<<<<

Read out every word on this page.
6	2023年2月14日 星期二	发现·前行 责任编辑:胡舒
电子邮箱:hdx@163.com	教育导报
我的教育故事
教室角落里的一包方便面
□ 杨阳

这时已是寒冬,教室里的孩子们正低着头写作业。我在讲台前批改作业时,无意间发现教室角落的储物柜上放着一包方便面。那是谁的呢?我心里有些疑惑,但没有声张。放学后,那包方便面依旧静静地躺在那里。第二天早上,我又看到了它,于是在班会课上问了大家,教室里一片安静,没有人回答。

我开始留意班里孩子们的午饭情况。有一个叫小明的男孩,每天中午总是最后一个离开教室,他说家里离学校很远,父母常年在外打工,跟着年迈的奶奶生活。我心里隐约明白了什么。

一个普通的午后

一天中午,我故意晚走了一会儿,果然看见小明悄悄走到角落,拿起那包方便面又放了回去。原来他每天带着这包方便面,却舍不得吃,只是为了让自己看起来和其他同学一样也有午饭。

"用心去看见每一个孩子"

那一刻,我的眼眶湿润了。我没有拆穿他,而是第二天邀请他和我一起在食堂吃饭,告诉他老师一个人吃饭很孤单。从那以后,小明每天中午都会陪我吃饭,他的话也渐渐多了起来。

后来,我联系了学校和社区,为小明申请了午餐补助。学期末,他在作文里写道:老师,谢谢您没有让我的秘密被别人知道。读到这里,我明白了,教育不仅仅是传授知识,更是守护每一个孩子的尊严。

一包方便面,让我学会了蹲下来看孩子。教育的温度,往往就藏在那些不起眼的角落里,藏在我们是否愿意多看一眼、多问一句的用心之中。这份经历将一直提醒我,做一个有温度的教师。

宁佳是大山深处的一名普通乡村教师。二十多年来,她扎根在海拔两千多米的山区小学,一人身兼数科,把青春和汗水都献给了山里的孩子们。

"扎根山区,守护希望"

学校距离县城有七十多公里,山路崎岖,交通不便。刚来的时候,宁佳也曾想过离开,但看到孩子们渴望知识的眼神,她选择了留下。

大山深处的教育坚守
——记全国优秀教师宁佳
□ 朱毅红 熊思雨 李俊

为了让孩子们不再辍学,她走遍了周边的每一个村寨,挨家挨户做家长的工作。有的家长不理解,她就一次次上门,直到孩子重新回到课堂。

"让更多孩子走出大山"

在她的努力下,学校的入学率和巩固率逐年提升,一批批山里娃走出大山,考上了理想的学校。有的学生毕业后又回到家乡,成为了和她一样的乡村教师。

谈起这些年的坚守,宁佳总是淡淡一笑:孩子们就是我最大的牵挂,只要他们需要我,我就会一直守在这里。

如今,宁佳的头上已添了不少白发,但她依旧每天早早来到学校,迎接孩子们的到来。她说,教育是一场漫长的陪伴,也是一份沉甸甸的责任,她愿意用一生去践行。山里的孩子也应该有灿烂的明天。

>>>>

* **Given exercise**:
Retype each record exactly, leaving nothing out.

* **Answer below**:
Read out every word on this page.
6	2023年2月14日 星期二	发现·前行 责任编辑:胡舒
电子邮箱:hdx@163.com	教育导报
我的教育故事
教室角落里的一包方便面
□ 杨阳

这时已是寒冬,教室里的孩子们正低着头写作业。我在讲台前批改作业时,无意间发现教室角落的储物柜上放着一包方便面。那是谁的呢?我心里有些疑惑,但没有声张。放学后,那包方便面依旧静静地躺在那里。第二天早上,我又看到了它,于是在班会课上问了大家,教室里一片安静,没有人回答。

我开始留意班里孩子们的午饭情况。有一个叫小明的男孩,每天中午总是最后一个离开教室,他说家里离学校很远,父母常年在外打工,跟着年迈的奶奶生活。我心里隐约明白了什么。

一个普通的午后

一天中午,我故意晚走了一会儿,果然看见小明悄悄走到角落,拿起那包方便面又放了回去。原来他每天带着这包方便面,却舍不得吃,只是为了让自己看起来和其他同学一样也有午饭。

"用心去看见每一个孩子"

那一刻,我的眼眶湿润了。我没有拆穿他,而是第二天邀请他和我一起在食堂吃饭,告诉他老师一个人吃饭很孤单。从那以后,小明每天中午都会陪我吃饭,他的话也渐渐多了起来。

后来,我联系了学校和社区,为小明申请了午餐补助。学期末,他在作文里写道:老师,谢谢您没有让我的秘密被别人知道。读到这里,我明白了,教育不仅仅是传授知识,更是守护每一个孩子的尊严。

一包方便面,让我学会了蹲下来看孩子。教育的温度,往往就藏在那些不起眼的角落里,藏在我们是否愿意多看一眼、多问一句的用心之中。这份经历将一直提醒我,做一个有温度的教师。

宁佳是大山深处的一名普通乡村教师。二十多年来,她扎根在海拔两千多米的山区小学,一人身兼数科,把青春和汗水都献给了山里的孩子们。

"扎根山区,守护希望"

学校距离县城有七十多公里,山路崎岖,交通不便。刚来的时候,宁佳也曾想过离开,但看到孩子们渴望知识的眼神,她选择了留下。

大山深处的教育坚守
——记全国优秀教师宁佳
□ 朱毅红 熊思雨 李俊

为了让孩子们不再辍学,她走遍了周边的每一个村寨,挨家挨户做家长的工作。有的家长不理解,她就一次次上门,直到孩子重新回到课堂。

"让更多孩子走出大山"

在她的努力下,学校的入学率和巩固率逐年提升,一批批山里娃走出大山,考上了理想的学校。有的学生毕业后又回到家乡,成为了和她一样的乡村教师。

谈起这些年的坚守,宁佳总是淡淡一笑:孩子们就是我最大的牵挂,只要他们需要我,我就会一直守在这里。

如今,宁佳的头上已添了不少白发,但她依旧每天早早来到学校,迎接孩子们的到来。她说,教育是一场漫长的陪伴,也是一份沉甸甸的责任,她愿意用一生去践行。山里的孩子也应该有灿烂的明天。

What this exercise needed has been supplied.